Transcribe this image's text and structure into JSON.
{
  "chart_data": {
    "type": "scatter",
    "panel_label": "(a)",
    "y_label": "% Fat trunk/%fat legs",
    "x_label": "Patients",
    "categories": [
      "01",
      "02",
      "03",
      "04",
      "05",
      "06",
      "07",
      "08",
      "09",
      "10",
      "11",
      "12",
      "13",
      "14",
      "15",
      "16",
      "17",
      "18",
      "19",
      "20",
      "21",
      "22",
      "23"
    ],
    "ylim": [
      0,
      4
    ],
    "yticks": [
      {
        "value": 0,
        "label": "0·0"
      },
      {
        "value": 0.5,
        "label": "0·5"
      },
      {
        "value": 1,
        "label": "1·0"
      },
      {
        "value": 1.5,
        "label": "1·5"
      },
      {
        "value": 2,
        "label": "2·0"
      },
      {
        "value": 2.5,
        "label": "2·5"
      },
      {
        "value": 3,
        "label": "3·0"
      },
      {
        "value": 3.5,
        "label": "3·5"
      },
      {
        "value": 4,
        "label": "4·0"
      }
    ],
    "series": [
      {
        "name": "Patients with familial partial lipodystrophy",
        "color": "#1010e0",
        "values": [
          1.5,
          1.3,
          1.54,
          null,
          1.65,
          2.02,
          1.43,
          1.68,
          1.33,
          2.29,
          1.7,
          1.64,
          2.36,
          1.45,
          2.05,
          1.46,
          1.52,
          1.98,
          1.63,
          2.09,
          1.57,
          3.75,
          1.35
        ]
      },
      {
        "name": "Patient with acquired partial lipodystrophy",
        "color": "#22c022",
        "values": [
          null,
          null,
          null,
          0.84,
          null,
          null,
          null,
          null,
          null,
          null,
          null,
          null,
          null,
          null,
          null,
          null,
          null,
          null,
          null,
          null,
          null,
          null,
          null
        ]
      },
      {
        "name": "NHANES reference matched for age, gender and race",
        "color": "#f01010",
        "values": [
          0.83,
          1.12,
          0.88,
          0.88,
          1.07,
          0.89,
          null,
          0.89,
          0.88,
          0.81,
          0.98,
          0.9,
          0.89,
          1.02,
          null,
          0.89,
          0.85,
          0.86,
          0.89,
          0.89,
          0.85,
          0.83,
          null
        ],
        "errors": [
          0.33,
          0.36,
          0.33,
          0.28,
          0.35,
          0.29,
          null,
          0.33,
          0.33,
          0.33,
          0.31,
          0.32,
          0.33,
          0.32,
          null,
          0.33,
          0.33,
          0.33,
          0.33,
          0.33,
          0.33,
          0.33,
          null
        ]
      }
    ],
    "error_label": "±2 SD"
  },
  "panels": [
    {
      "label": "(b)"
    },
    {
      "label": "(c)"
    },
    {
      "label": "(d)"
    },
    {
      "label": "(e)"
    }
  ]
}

========

## Task directions:
Return all lines from the entries that contain the string "lipodystrophy".

## Response:
        "name": "Patients with familial partial lipodystrophy",
        "name": "Patient with acquired partial lipodystrophy",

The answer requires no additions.